* Stored data entries
━━━━━━━━━━━━━━━━━━━━━━━━━━━━━━
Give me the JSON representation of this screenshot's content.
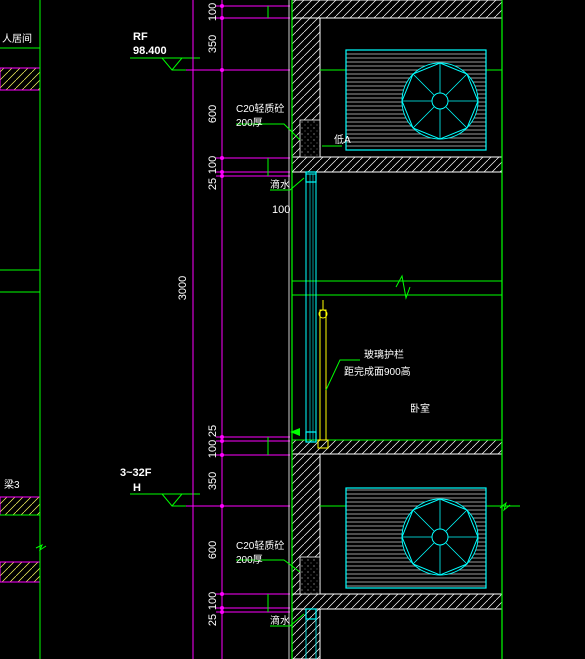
{
  "levels": {
    "rf": {
      "label": "RF",
      "elevation": "98.400"
    },
    "floor": {
      "label": "3~32F",
      "elevation": "H"
    }
  },
  "left_labels": {
    "top": "人居间",
    "bottom": "梁3"
  },
  "dimensions": {
    "upper": [
      "100",
      "350",
      "600",
      "100",
      "25"
    ],
    "middle": "3000",
    "lower": [
      "25",
      "100",
      "350",
      "600",
      "100",
      "25"
    ],
    "offset_upper": "100"
  },
  "notes": {
    "c20_upper": [
      "C20轻质砼",
      "200厚"
    ],
    "c20_lower": [
      "C20轻质砼",
      "200厚"
    ],
    "drain_upper": "滴水",
    "drain_lower": "滴水",
    "sill_tag": "低A",
    "guardrail": [
      "玻璃护栏",
      "距完成面900高"
    ],
    "room": "卧室"
  },
  "colors": {
    "background": "#000000",
    "green": "#00ff00",
    "magenta": "#ff00ff",
    "cyan": "#00ffff",
    "yellow": "#ffff00",
    "white": "#ffffff"
  }
}
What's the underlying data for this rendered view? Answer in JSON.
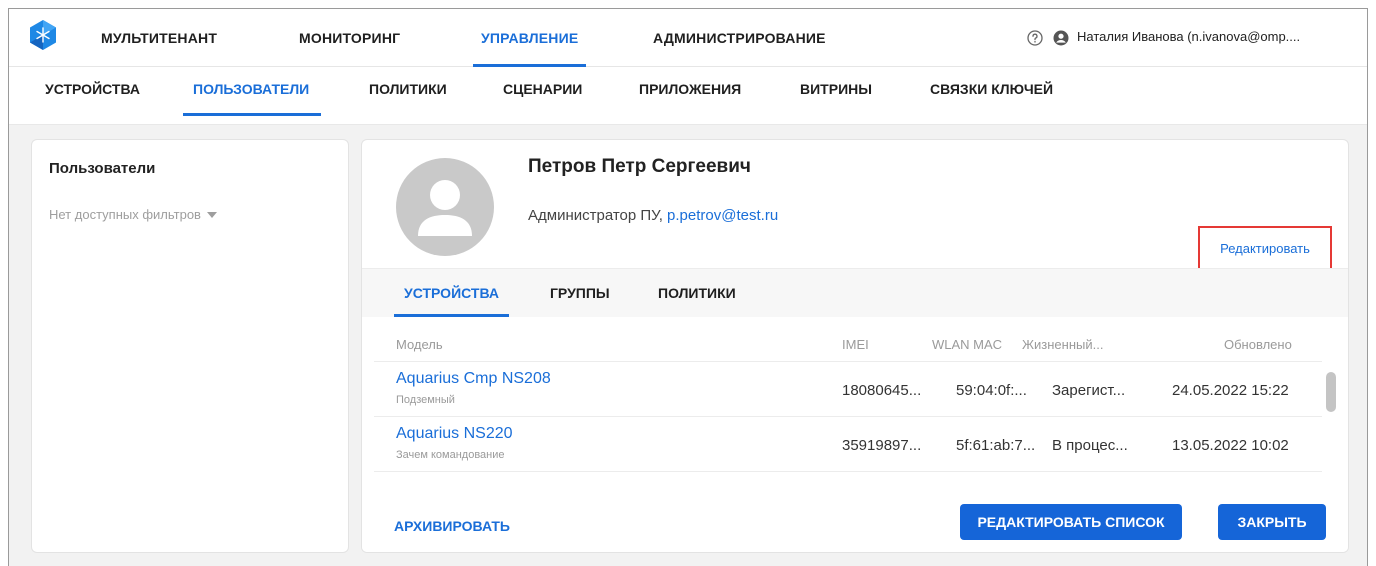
{
  "topnav": {
    "items": [
      {
        "label": "МУЛЬТИТЕНАНТ",
        "active": false
      },
      {
        "label": "МОНИТОРИНГ",
        "active": false
      },
      {
        "label": "УПРАВЛЕНИЕ",
        "active": true
      },
      {
        "label": "АДМИНИСТРИРОВАНИЕ",
        "active": false
      }
    ],
    "help_icon": "help-circle-icon",
    "user_icon": "account-circle-icon",
    "user_name": "Наталия Иванова (n.ivanova@omp...."
  },
  "subnav": {
    "items": [
      {
        "label": "УСТРОЙСТВА",
        "active": false
      },
      {
        "label": "ПОЛЬЗОВАТЕЛИ",
        "active": true
      },
      {
        "label": "ПОЛИТИКИ",
        "active": false
      },
      {
        "label": "СЦЕНАРИИ",
        "active": false
      },
      {
        "label": "ПРИЛОЖЕНИЯ",
        "active": false
      },
      {
        "label": "ВИТРИНЫ",
        "active": false
      },
      {
        "label": "СВЯЗКИ КЛЮЧЕЙ",
        "active": false
      }
    ]
  },
  "sidebar": {
    "title": "Пользователи",
    "filter_label": "Нет доступных фильтров"
  },
  "profile": {
    "name": "Петров Петр Сергеевич",
    "role": "Администратор ПУ, ",
    "email": "p.petrov@test.ru",
    "edit_label": "Редактировать"
  },
  "tabs": [
    {
      "label": "УСТРОЙСТВА",
      "active": true
    },
    {
      "label": "ГРУППЫ",
      "active": false
    },
    {
      "label": "ПОЛИТИКИ",
      "active": false
    }
  ],
  "table": {
    "columns": [
      "Модель",
      "IMEI",
      "WLAN MAC",
      "Жизненный...",
      "Обновлено"
    ],
    "rows": [
      {
        "model": "Aquarius Cmp NS208",
        "sub": "Подземный",
        "imei": "18080645...",
        "mac": "59:04:0f:...",
        "lifecycle": "Зарегист...",
        "updated": "24.05.2022 15:22"
      },
      {
        "model": "Aquarius NS220",
        "sub": "Зачем командование",
        "imei": "35919897...",
        "mac": "5f:61:ab:7...",
        "lifecycle": "В процес...",
        "updated": "13.05.2022 10:02"
      }
    ]
  },
  "footer": {
    "archive_label": "АРХИВИРОВАТЬ",
    "edit_list_label": "РЕДАКТИРОВАТЬ СПИСОК",
    "close_label": "ЗАКРЫТЬ"
  },
  "colors": {
    "accent": "#1a6ed8",
    "button": "#1565d8",
    "highlight": "#e53935"
  }
}
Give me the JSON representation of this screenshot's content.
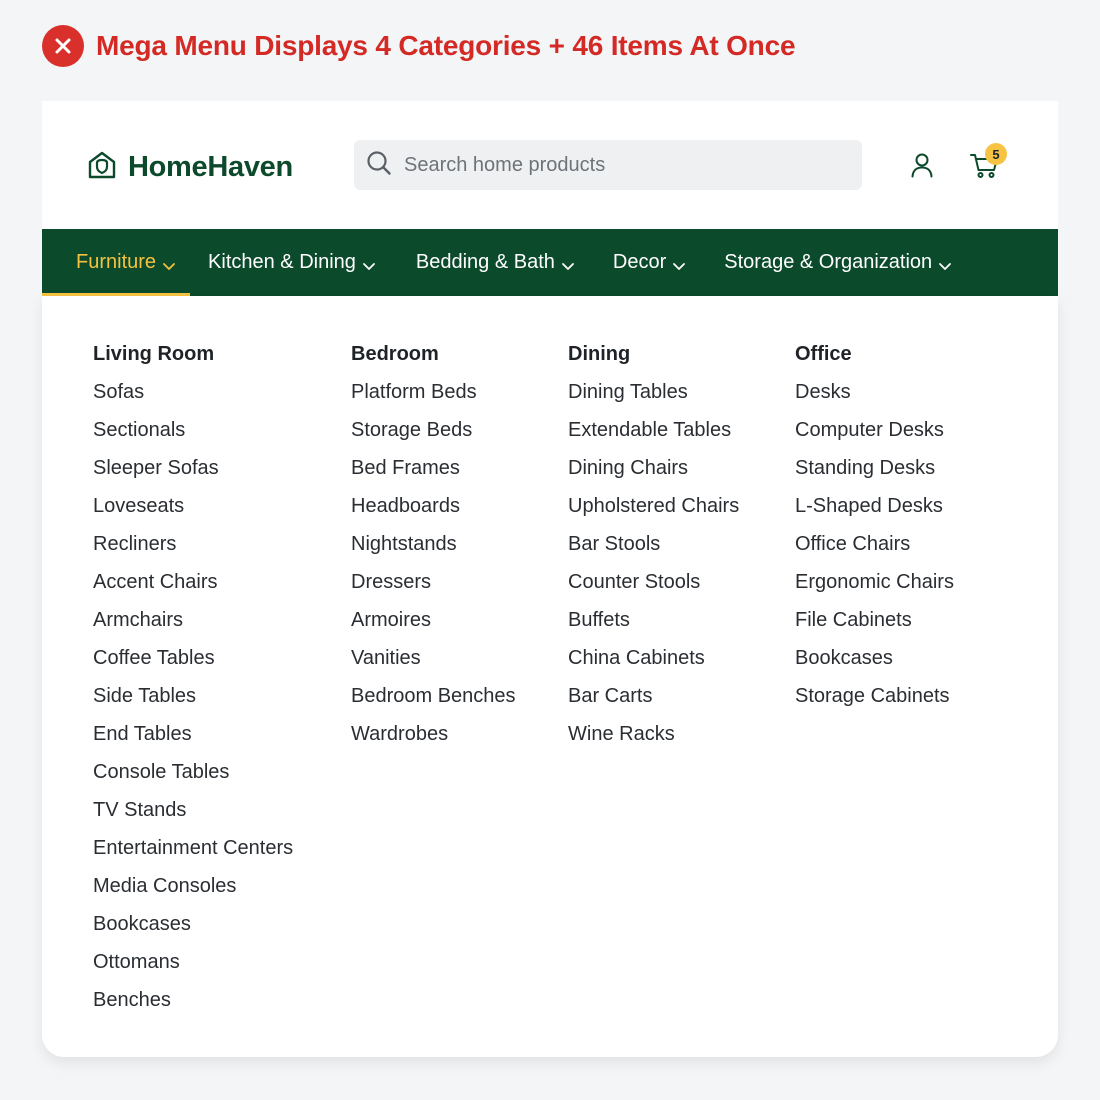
{
  "verdict": {
    "title": "Mega Menu Displays 4 Categories + 46 Items At Once",
    "icon": "close-circle-icon",
    "color": "#d42a25"
  },
  "header": {
    "brand": "HomeHaven",
    "logo_icon": "house-shield-icon",
    "brand_color": "#0d4a2b",
    "search_placeholder": "Search home products",
    "account_icon": "user-icon",
    "cart_icon": "cart-icon",
    "cart_count": "5",
    "badge_color": "#f6c343"
  },
  "nav": {
    "background": "#0c4a2c",
    "active_color": "#f4c23f",
    "items": [
      {
        "label": "Furniture",
        "active": true
      },
      {
        "label": "Kitchen & Dining",
        "active": false
      },
      {
        "label": "Bedding & Bath",
        "active": false
      },
      {
        "label": "Decor",
        "active": false
      },
      {
        "label": "Storage & Organization",
        "active": false
      }
    ]
  },
  "mega_menu": {
    "columns": [
      {
        "heading": "Living Room",
        "items": [
          "Sofas",
          "Sectionals",
          "Sleeper Sofas",
          "Loveseats",
          "Recliners",
          "Accent Chairs",
          "Armchairs",
          "Coffee Tables",
          "Side Tables",
          "End Tables",
          "Console Tables",
          "TV Stands",
          "Entertainment Centers",
          "Media Consoles",
          "Bookcases",
          "Ottomans",
          "Benches"
        ]
      },
      {
        "heading": "Bedroom",
        "items": [
          "Platform Beds",
          "Storage Beds",
          "Bed Frames",
          "Headboards",
          "Nightstands",
          "Dressers",
          "Armoires",
          "Vanities",
          "Bedroom Benches",
          "Wardrobes"
        ]
      },
      {
        "heading": "Dining",
        "items": [
          "Dining Tables",
          "Extendable Tables",
          "Dining Chairs",
          "Upholstered Chairs",
          "Bar Stools",
          "Counter Stools",
          "Buffets",
          "China Cabinets",
          "Bar Carts",
          "Wine Racks"
        ]
      },
      {
        "heading": "Office",
        "items": [
          "Desks",
          "Computer Desks",
          "Standing Desks",
          "L-Shaped Desks",
          "Office Chairs",
          "Ergonomic Chairs",
          "File Cabinets",
          "Bookcases",
          "Storage Cabinets"
        ]
      }
    ]
  }
}
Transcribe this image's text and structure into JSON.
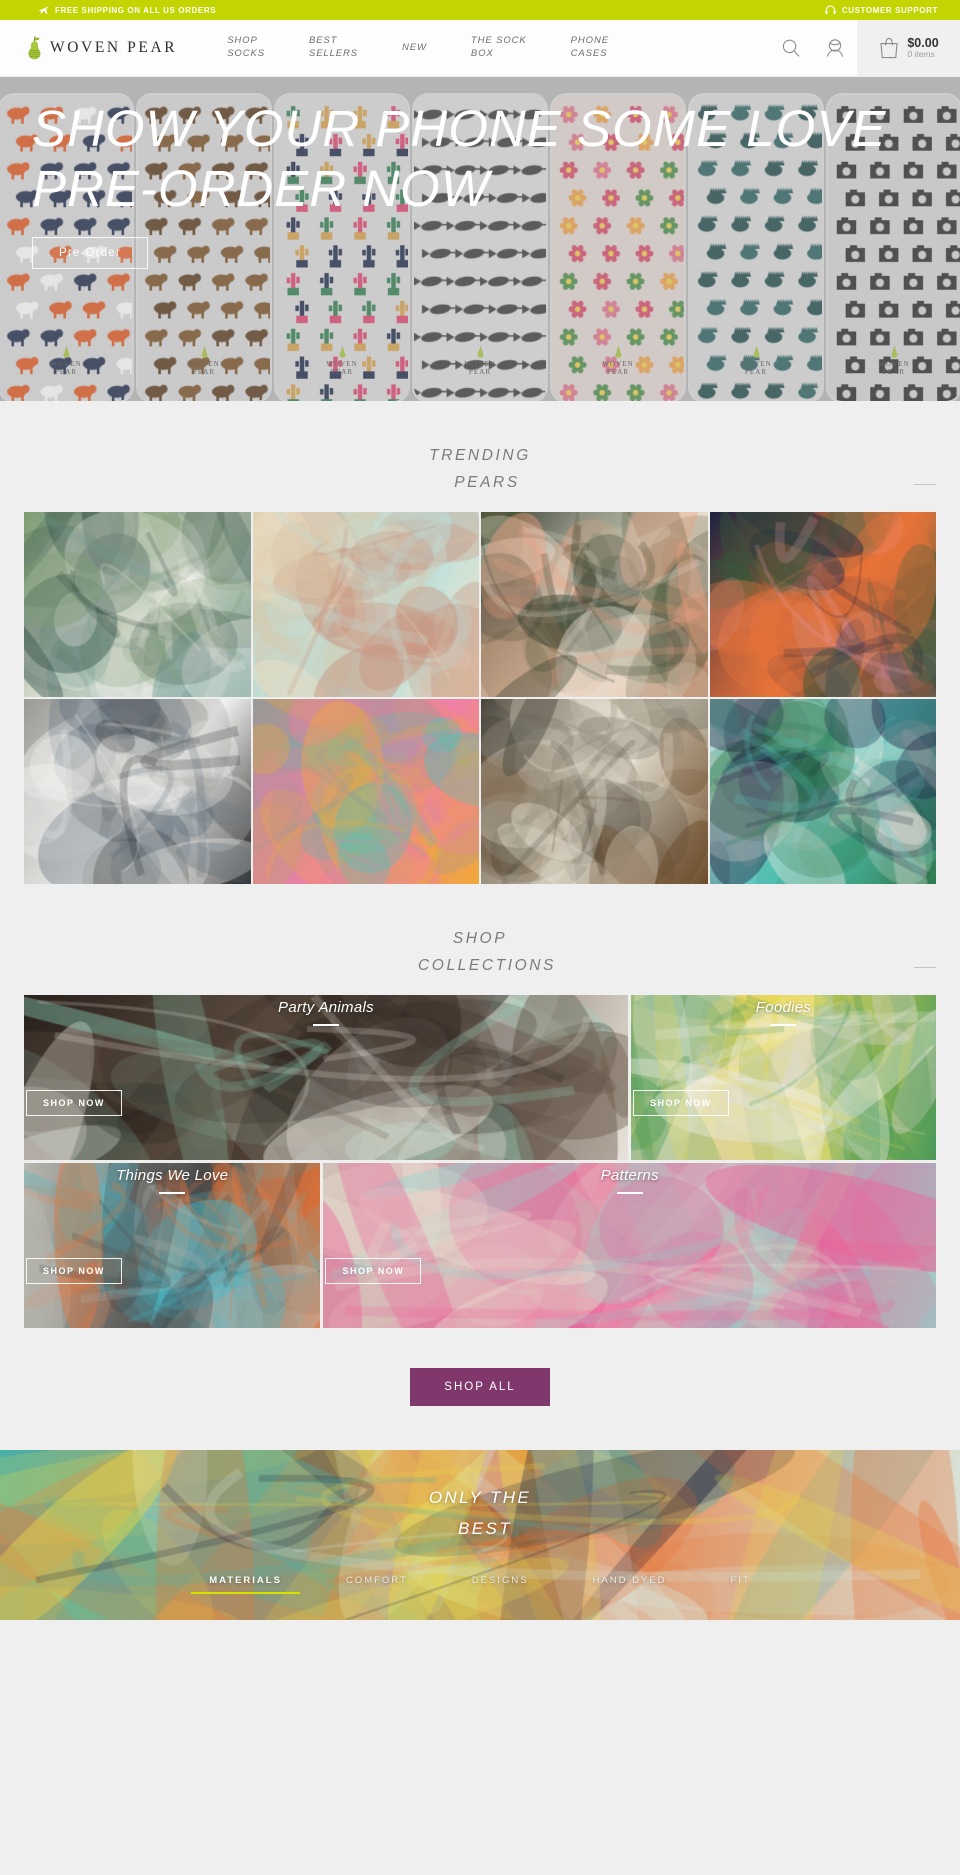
{
  "announce": {
    "left": {
      "icon": "airplane-icon",
      "text": "FREE SHIPPING ON ALL US ORDERS"
    },
    "right": {
      "icon": "headset-icon",
      "text": "CUSTOMER SUPPORT"
    },
    "bg": "#c2d500"
  },
  "header": {
    "brand": "WOVEN PEAR",
    "logo_icon": "pear-logo-icon",
    "nav": [
      {
        "label": "SHOP\nSOCKS"
      },
      {
        "label": "BEST\nSELLERS"
      },
      {
        "label": "NEW"
      },
      {
        "label": "THE SOCK\nBOX"
      },
      {
        "label": "PHONE\nCASES"
      }
    ],
    "search_icon": "search-icon",
    "account_icon": "account-icon",
    "cart": {
      "icon": "shopping-bag-icon",
      "price": "$0.00",
      "count": "0 items"
    }
  },
  "hero": {
    "title_line1": "SHOW YOUR PHONE SOME LOVE",
    "title_line2": "PRE-ORDER NOW",
    "button": "Pre-Order",
    "case_logo_top": "WOVEN",
    "case_logo_bottom": "PEAR",
    "cases": [
      {
        "name": "foxes",
        "bg": "#dadada",
        "motif": "fox",
        "colors": [
          "#e2561f",
          "#1d2a4a",
          "#ffffff"
        ]
      },
      {
        "name": "bison",
        "bg": "#d8d8d8",
        "motif": "bison",
        "colors": [
          "#5a3a1c",
          "#7a4f24"
        ]
      },
      {
        "name": "cactus",
        "bg": "#dcdcdc",
        "motif": "cactus",
        "colors": [
          "#2f7d4f",
          "#e0446f",
          "#d8a24a",
          "#1d2a4a"
        ]
      },
      {
        "name": "narwhal",
        "bg": "#dedede",
        "motif": "narwhal",
        "colors": [
          "#3a3a3a"
        ]
      },
      {
        "name": "floral",
        "bg": "#e4d9d5",
        "motif": "floral",
        "colors": [
          "#e2748f",
          "#f0a24a",
          "#4a8f4a",
          "#d84a6a"
        ]
      },
      {
        "name": "hedgehog",
        "bg": "#dcdcdc",
        "motif": "hedgehog",
        "colors": [
          "#1f4a4a",
          "#2a6060"
        ]
      },
      {
        "name": "camera",
        "bg": "#d6d6d6",
        "motif": "camera",
        "colors": [
          "#2a2a2a"
        ]
      }
    ]
  },
  "trending": {
    "heading_line1": "TRENDING",
    "heading_line2": "PEARS",
    "items": [
      {
        "name": "cactus-socks-on-fur",
        "tones": [
          "#7d9c72",
          "#f2f0ea",
          "#6f9b94",
          "#2c4a42"
        ]
      },
      {
        "name": "pastel-socks-on-wood",
        "tones": [
          "#d9c6a8",
          "#bfe2dd",
          "#f2e3c8",
          "#c98f7a"
        ]
      },
      {
        "name": "camp-socks-sandals",
        "tones": [
          "#2f3a2a",
          "#e8e0d2",
          "#f0a07f",
          "#4a5a3a"
        ]
      },
      {
        "name": "la-vie-en-rose-socks",
        "tones": [
          "#1c2340",
          "#e8743a",
          "#2f5a3a",
          "#e8a0b0"
        ]
      },
      {
        "name": "face-print-socks-sneakers",
        "tones": [
          "#9a9a96",
          "#f0f0ee",
          "#222222",
          "#5a6a78"
        ]
      },
      {
        "name": "bright-pink-yellow-socks",
        "tones": [
          "#9a9a96",
          "#ef7fa8",
          "#f0a93a",
          "#49c3c0"
        ]
      },
      {
        "name": "bison-socks-on-stone",
        "tones": [
          "#4a463c",
          "#efe8d8",
          "#6a4a2a",
          "#8a8272"
        ]
      },
      {
        "name": "prickly-pear-socks",
        "tones": [
          "#e8e6df",
          "#55c6bd",
          "#2f7d4f",
          "#1c2340"
        ]
      }
    ]
  },
  "collections": {
    "heading_line1": "SHOP",
    "heading_line2": "COLLECTIONS",
    "shop_now_label": "SHOP NOW",
    "cards": [
      {
        "title": "Party Animals",
        "name": "party-animals",
        "tones": [
          "#2a211c",
          "#6a5a4a",
          "#e8e4dc",
          "#8fd8c0"
        ]
      },
      {
        "title": "Foodies",
        "name": "foodies",
        "tones": [
          "#d8d4cc",
          "#e8d84a",
          "#4a9a5a",
          "#f0f0ee"
        ]
      },
      {
        "title": "Things We Love",
        "name": "things-we-love",
        "tones": [
          "#b8b8b0",
          "#4a4a4a",
          "#e8763a",
          "#49b8c8"
        ]
      },
      {
        "title": "Patterns",
        "name": "patterns",
        "tones": [
          "#c8b8ae",
          "#ef5f9a",
          "#8fd8d0",
          "#e8e0d0"
        ]
      }
    ],
    "shop_all_label": "SHOP ALL",
    "shop_all_color": "#80376b"
  },
  "feature": {
    "title_line1": "ONLY THE",
    "title_line2": "BEST",
    "tabs": [
      {
        "label": "MATERIALS",
        "active": true
      },
      {
        "label": "COMFORT",
        "active": false
      },
      {
        "label": "DESIGNS",
        "active": false
      },
      {
        "label": "HAND DYED",
        "active": false
      },
      {
        "label": "FIT",
        "active": false
      }
    ],
    "active_underline": "#d7e100",
    "tones": [
      "#49b0a8",
      "#e8763a",
      "#d8e8e0",
      "#1c2340",
      "#e8d84a"
    ]
  }
}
━━━━━━━━━━━━━━━━━━━━━━━━━━━━━━
In the records above, collect each line with "background".

    "background": "#000000",
    "background": "#0c4a2c",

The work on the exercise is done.